◆ **Records from a collection**
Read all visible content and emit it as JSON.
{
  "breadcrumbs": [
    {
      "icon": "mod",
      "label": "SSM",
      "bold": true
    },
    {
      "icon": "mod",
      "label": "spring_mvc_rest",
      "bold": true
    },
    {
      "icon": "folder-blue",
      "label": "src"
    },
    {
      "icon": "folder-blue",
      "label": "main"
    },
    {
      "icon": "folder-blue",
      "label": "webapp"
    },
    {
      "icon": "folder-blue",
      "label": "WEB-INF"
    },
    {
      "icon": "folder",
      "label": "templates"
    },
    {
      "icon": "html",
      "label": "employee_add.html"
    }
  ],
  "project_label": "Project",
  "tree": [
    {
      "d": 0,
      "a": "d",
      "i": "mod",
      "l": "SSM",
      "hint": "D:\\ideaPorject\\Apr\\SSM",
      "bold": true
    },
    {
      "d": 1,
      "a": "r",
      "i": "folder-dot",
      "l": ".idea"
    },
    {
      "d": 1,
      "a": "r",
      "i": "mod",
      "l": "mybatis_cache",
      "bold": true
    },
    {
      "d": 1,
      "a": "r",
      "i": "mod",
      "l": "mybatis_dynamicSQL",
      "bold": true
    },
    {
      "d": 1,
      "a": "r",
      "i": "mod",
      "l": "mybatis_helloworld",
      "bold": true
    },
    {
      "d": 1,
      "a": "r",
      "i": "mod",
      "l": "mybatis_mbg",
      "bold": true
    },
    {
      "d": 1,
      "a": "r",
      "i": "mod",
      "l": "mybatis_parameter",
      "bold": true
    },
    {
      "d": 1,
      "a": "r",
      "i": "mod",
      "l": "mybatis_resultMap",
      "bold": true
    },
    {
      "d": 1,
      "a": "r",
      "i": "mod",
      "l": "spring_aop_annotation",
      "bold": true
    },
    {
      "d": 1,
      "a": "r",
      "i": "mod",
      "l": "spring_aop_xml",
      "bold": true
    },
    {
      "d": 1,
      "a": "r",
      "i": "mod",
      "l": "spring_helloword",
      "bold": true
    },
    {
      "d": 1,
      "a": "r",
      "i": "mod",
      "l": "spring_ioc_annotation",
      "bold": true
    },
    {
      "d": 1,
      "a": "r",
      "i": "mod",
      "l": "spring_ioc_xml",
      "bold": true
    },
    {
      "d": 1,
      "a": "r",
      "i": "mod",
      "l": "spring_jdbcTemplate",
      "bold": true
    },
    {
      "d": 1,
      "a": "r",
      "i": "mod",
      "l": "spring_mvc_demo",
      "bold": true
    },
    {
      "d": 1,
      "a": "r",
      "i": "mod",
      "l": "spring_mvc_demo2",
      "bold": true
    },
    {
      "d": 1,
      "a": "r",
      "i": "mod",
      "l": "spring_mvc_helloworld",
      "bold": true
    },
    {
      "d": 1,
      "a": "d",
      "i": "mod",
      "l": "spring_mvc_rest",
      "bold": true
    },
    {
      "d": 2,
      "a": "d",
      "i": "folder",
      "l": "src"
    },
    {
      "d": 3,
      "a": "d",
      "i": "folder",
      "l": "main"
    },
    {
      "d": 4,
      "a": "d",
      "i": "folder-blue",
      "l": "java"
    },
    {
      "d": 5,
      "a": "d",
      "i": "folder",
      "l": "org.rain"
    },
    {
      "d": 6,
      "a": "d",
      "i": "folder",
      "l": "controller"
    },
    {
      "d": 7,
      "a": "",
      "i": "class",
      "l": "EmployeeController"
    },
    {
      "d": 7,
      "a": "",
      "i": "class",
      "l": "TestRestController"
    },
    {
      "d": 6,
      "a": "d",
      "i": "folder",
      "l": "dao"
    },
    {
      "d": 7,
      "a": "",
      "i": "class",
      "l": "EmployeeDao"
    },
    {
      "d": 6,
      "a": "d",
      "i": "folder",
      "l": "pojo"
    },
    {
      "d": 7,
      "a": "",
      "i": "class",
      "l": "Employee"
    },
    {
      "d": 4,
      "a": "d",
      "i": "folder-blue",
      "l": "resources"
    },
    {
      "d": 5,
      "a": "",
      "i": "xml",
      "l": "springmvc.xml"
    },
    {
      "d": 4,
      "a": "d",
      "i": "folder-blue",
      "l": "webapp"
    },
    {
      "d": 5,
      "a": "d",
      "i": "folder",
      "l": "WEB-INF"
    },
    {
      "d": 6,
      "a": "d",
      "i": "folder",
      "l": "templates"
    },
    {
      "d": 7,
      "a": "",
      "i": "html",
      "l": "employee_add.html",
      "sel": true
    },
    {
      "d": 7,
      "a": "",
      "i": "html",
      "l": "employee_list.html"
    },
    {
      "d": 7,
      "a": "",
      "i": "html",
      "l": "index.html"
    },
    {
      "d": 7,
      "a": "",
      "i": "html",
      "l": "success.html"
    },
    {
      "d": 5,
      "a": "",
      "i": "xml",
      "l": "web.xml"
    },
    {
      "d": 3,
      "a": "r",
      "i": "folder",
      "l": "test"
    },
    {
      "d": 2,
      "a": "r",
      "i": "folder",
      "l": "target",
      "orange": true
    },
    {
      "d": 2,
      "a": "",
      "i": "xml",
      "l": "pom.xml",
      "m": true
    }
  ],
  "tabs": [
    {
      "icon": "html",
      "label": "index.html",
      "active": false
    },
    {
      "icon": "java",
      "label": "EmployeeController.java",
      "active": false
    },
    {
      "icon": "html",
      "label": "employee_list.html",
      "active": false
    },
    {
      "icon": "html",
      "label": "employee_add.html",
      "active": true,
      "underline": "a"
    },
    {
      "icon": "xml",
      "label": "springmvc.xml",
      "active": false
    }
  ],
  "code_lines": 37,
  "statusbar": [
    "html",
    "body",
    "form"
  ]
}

◆ **WORK INSTRUCTIONS**
Every line above should be written out again exactly as it stands.

◆ **SOLUTION FOR THIS EXERCISE**
Read all visible content and emit it as JSON.
{
  "breadcrumbs": [
    {
      "icon": "mod",
      "label": "SSM",
      "bold": true
    },
    {
      "icon": "mod",
      "label": "spring_mvc_rest",
      "bold": true
    },
    {
      "icon": "folder-blue",
      "label": "src"
    },
    {
      "icon": "folder-blue",
      "label": "main"
    },
    {
      "icon": "folder-blue",
      "label": "webapp"
    },
    {
      "icon": "folder-blue",
      "label": "WEB-INF"
    },
    {
      "icon": "folder",
      "label": "templates"
    },
    {
      "icon": "html",
      "label": "employee_add.html"
    }
  ],
  "project_label": "Project",
  "tree": [
    {
      "d": 0,
      "a": "d",
      "i": "mod",
      "l": "SSM",
      "hint": "D:\\ideaPorject\\Apr\\SSM",
      "bold": true
    },
    {
      "d": 1,
      "a": "r",
      "i": "folder-dot",
      "l": ".idea"
    },
    {
      "d": 1,
      "a": "r",
      "i": "mod",
      "l": "mybatis_cache",
      "bold": true
    },
    {
      "d": 1,
      "a": "r",
      "i": "mod",
      "l": "mybatis_dynamicSQL",
      "bold": true
    },
    {
      "d": 1,
      "a": "r",
      "i": "mod",
      "l": "mybatis_helloworld",
      "bold": true
    },
    {
      "d": 1,
      "a": "r",
      "i": "mod",
      "l": "mybatis_mbg",
      "bold": true
    },
    {
      "d": 1,
      "a": "r",
      "i": "mod",
      "l": "mybatis_parameter",
      "bold": true
    },
    {
      "d": 1,
      "a": "r",
      "i": "mod",
      "l": "mybatis_resultMap",
      "bold": true
    },
    {
      "d": 1,
      "a": "r",
      "i": "mod",
      "l": "spring_aop_annotation",
      "bold": true
    },
    {
      "d": 1,
      "a": "r",
      "i": "mod",
      "l": "spring_aop_xml",
      "bold": true
    },
    {
      "d": 1,
      "a": "r",
      "i": "mod",
      "l": "spring_helloword",
      "bold": true
    },
    {
      "d": 1,
      "a": "r",
      "i": "mod",
      "l": "spring_ioc_annotation",
      "bold": true
    },
    {
      "d": 1,
      "a": "r",
      "i": "mod",
      "l": "spring_ioc_xml",
      "bold": true
    },
    {
      "d": 1,
      "a": "r",
      "i": "mod",
      "l": "spring_jdbcTemplate",
      "bold": true
    },
    {
      "d": 1,
      "a": "r",
      "i": "mod",
      "l": "spring_mvc_demo",
      "bold": true
    },
    {
      "d": 1,
      "a": "r",
      "i": "mod",
      "l": "spring_mvc_demo2",
      "bold": true
    },
    {
      "d": 1,
      "a": "r",
      "i": "mod",
      "l": "spring_mvc_helloworld",
      "bold": true
    },
    {
      "d": 1,
      "a": "d",
      "i": "mod",
      "l": "spring_mvc_rest",
      "bold": true
    },
    {
      "d": 2,
      "a": "d",
      "i": "folder",
      "l": "src"
    },
    {
      "d": 3,
      "a": "d",
      "i": "folder",
      "l": "main"
    },
    {
      "d": 4,
      "a": "d",
      "i": "folder-blue",
      "l": "java"
    },
    {
      "d": 5,
      "a": "d",
      "i": "folder",
      "l": "org.rain"
    },
    {
      "d": 6,
      "a": "d",
      "i": "folder",
      "l": "controller"
    },
    {
      "d": 7,
      "a": "",
      "i": "class",
      "l": "EmployeeController"
    },
    {
      "d": 7,
      "a": "",
      "i": "class",
      "l": "TestRestController"
    },
    {
      "d": 6,
      "a": "d",
      "i": "folder",
      "l": "dao"
    },
    {
      "d": 7,
      "a": "",
      "i": "class",
      "l": "EmployeeDao"
    },
    {
      "d": 6,
      "a": "d",
      "i": "folder",
      "l": "pojo"
    },
    {
      "d": 7,
      "a": "",
      "i": "class",
      "l": "Employee"
    },
    {
      "d": 4,
      "a": "d",
      "i": "folder-blue",
      "l": "resources"
    },
    {
      "d": 5,
      "a": "",
      "i": "xml",
      "l": "springmvc.xml"
    },
    {
      "d": 4,
      "a": "d",
      "i": "folder-blue",
      "l": "webapp"
    },
    {
      "d": 5,
      "a": "d",
      "i": "folder",
      "l": "WEB-INF"
    },
    {
      "d": 6,
      "a": "d",
      "i": "folder",
      "l": "templates"
    },
    {
      "d": 7,
      "a": "",
      "i": "html",
      "l": "employee_add.html",
      "sel": true
    },
    {
      "d": 7,
      "a": "",
      "i": "html",
      "l": "employee_list.html"
    },
    {
      "d": 7,
      "a": "",
      "i": "html",
      "l": "index.html"
    },
    {
      "d": 7,
      "a": "",
      "i": "html",
      "l": "success.html"
    },
    {
      "d": 5,
      "a": "",
      "i": "xml",
      "l": "web.xml"
    },
    {
      "d": 3,
      "a": "r",
      "i": "folder",
      "l": "test"
    },
    {
      "d": 2,
      "a": "r",
      "i": "folder",
      "l": "target",
      "orange": true
    },
    {
      "d": 2,
      "a": "",
      "i": "xml",
      "l": "pom.xml",
      "m": true
    }
  ],
  "tabs": [
    {
      "icon": "html",
      "label": "index.html",
      "active": false
    },
    {
      "icon": "java",
      "label": "EmployeeController.java",
      "active": false
    },
    {
      "icon": "html",
      "label": "employee_list.html",
      "active": false
    },
    {
      "icon": "html",
      "label": "employee_add.html",
      "active": true,
      "underline": "a"
    },
    {
      "icon": "xml",
      "label": "springmvc.xml",
      "active": false
    }
  ],
  "code_lines": 37,
  "statusbar": [
    "html",
    "body",
    "form"
  ]
}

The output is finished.